- [Work required]
Across the material below, how many lines contain the word "Твердое"? Give only the number.

Stored items
===============
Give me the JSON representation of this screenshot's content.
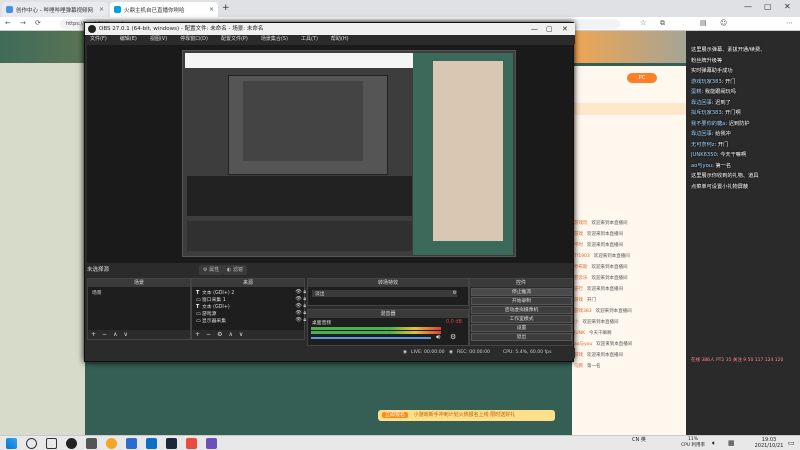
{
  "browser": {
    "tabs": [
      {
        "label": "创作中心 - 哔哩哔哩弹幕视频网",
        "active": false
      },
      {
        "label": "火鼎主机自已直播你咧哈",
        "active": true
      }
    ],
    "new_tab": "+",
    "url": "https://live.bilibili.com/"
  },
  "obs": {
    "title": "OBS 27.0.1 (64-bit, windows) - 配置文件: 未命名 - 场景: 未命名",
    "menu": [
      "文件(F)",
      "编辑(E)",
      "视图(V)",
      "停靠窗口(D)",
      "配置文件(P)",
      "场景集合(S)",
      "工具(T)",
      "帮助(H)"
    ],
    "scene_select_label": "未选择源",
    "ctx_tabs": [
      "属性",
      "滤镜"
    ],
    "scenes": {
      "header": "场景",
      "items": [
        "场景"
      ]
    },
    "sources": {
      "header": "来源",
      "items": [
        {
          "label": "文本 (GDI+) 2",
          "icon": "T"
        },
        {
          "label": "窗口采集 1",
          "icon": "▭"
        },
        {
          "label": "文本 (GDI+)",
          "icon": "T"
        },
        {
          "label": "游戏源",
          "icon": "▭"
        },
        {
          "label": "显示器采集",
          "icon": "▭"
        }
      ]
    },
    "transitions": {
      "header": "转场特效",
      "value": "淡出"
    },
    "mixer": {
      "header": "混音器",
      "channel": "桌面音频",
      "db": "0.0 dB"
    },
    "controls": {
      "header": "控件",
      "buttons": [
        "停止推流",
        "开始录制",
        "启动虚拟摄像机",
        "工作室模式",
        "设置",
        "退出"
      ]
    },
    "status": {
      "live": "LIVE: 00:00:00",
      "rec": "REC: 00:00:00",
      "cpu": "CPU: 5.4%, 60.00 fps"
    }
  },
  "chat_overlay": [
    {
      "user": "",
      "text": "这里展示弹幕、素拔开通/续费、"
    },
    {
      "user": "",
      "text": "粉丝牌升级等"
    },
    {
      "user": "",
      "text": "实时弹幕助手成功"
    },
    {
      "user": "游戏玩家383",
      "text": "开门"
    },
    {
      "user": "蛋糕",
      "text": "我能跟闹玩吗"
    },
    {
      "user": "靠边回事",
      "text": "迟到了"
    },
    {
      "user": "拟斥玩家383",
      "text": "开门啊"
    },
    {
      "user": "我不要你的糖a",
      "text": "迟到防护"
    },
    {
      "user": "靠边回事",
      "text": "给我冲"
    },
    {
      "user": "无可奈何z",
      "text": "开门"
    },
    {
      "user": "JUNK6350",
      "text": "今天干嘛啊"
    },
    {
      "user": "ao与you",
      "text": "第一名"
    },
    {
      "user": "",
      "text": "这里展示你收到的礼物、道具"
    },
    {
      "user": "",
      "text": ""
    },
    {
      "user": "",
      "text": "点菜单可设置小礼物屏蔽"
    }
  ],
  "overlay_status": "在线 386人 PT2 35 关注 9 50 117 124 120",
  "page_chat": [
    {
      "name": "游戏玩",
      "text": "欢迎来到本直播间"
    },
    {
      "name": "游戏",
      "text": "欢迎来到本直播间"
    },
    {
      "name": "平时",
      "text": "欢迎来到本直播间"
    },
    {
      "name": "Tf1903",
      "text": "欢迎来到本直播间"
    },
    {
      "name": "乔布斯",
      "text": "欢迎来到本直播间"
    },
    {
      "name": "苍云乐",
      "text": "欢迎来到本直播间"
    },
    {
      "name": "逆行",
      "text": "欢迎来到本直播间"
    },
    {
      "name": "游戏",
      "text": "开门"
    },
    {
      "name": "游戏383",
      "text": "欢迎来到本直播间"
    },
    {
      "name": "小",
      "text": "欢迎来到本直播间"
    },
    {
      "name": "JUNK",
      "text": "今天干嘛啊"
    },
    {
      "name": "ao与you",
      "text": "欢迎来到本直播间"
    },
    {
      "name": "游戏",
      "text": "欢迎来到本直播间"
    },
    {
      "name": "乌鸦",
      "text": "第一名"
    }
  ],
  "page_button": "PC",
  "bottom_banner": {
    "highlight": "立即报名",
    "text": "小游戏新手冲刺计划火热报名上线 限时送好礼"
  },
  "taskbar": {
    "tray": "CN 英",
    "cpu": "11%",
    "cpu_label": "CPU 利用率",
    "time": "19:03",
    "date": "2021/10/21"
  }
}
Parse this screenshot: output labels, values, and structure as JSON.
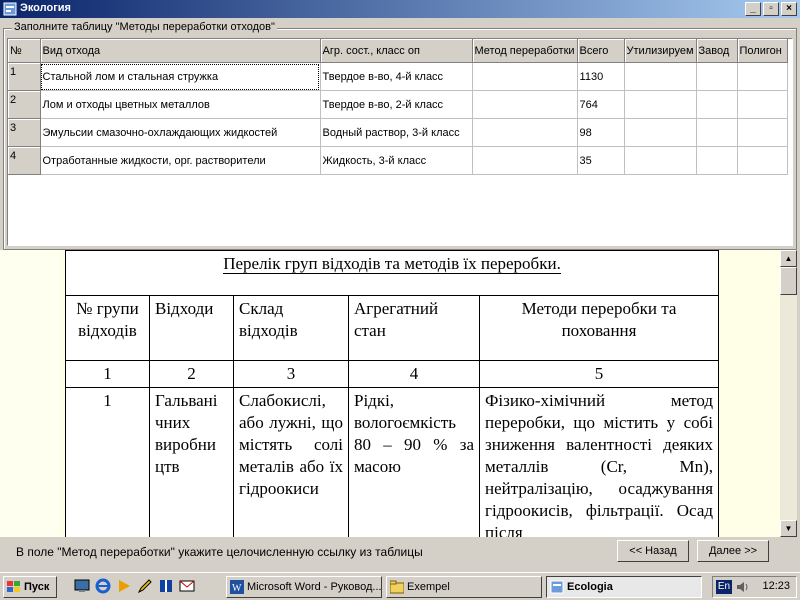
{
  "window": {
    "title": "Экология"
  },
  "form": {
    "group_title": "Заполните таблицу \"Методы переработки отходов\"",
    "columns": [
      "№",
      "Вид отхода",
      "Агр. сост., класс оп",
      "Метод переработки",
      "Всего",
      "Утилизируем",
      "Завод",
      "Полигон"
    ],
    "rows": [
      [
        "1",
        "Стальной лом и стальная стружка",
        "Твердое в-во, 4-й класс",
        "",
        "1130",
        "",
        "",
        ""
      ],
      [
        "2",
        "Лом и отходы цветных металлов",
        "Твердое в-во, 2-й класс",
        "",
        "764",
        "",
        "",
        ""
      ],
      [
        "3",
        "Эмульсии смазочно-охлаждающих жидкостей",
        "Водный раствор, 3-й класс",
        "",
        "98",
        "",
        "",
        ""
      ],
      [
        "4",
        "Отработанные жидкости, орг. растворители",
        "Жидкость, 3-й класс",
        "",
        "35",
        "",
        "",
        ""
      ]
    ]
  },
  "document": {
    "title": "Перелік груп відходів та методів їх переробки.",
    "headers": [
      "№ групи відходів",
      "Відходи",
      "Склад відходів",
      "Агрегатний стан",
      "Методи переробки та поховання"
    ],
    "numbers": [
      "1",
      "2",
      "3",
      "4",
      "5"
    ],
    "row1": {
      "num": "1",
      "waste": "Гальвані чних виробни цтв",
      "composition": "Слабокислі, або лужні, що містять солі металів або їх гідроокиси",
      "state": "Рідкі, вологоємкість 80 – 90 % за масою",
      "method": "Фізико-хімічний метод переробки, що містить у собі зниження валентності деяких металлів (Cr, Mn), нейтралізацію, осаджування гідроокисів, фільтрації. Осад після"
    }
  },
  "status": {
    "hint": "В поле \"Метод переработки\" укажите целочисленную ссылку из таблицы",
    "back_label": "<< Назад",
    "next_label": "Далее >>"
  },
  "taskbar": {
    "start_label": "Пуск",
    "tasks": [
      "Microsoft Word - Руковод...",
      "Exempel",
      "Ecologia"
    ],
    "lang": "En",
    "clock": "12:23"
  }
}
===============
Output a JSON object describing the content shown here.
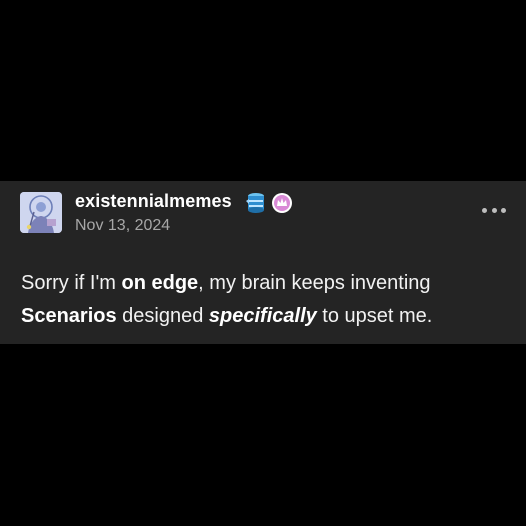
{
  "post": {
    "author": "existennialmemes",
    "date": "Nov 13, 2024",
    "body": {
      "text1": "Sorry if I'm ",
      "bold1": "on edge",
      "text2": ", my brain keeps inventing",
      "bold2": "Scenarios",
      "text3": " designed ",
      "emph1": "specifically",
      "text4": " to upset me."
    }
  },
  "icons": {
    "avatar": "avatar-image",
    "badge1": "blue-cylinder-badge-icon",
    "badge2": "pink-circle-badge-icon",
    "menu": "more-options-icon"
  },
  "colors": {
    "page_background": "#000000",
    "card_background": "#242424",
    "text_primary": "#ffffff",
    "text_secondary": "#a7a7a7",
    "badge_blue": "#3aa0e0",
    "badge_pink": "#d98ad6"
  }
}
===============
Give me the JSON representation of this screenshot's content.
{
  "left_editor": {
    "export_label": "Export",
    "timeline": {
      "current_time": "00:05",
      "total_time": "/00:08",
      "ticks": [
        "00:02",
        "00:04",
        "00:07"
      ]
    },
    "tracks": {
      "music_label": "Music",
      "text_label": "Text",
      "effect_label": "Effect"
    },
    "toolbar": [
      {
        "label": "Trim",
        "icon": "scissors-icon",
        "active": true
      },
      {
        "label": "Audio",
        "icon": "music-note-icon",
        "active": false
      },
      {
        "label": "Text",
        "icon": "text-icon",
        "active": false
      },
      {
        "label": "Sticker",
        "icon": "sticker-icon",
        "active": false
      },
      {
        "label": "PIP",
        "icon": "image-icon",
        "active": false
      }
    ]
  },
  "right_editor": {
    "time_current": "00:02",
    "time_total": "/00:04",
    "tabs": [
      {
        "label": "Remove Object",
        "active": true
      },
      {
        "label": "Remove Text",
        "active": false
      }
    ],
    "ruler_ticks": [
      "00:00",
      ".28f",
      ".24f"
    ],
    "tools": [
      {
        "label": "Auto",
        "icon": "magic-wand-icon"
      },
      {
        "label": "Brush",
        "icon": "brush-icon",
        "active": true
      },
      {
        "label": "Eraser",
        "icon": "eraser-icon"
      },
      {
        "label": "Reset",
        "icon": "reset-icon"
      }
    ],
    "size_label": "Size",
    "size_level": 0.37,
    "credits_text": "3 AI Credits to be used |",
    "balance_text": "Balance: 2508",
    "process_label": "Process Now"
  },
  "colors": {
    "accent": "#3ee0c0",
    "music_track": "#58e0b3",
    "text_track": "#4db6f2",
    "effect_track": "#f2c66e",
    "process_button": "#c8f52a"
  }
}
===============
- [Task result]
2